_Short task_
Write out all lines holding the word "your".

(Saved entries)
_ _ _ _

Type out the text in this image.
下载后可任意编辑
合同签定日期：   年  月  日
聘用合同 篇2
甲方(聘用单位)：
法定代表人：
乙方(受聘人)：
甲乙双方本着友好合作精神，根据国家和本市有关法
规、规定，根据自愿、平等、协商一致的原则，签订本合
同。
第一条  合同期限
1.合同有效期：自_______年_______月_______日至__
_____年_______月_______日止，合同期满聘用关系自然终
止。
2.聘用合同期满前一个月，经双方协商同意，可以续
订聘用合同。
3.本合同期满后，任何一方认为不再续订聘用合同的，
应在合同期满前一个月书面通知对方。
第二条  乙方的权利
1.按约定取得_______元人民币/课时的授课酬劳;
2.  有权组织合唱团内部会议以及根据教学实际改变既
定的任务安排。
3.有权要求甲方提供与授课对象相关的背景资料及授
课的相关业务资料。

_ _ _ _

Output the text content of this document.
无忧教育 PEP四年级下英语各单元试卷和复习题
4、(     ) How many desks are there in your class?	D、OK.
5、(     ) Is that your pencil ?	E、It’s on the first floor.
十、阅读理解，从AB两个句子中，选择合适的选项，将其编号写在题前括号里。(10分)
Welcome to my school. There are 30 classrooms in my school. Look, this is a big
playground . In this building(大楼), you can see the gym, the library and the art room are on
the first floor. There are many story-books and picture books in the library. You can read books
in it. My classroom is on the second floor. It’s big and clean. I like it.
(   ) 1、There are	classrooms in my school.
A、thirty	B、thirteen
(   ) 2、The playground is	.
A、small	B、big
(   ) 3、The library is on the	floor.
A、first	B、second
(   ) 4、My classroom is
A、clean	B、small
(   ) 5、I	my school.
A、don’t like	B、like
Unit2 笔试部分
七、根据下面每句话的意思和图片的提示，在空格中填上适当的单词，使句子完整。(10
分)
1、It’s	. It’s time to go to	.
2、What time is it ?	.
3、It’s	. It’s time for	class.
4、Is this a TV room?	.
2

_ _ _ _

_Solved exercise_
4、(     ) How many desks are there in your class?	D、OK.
5、(     ) Is that your pencil ?	E、It’s on the first floor.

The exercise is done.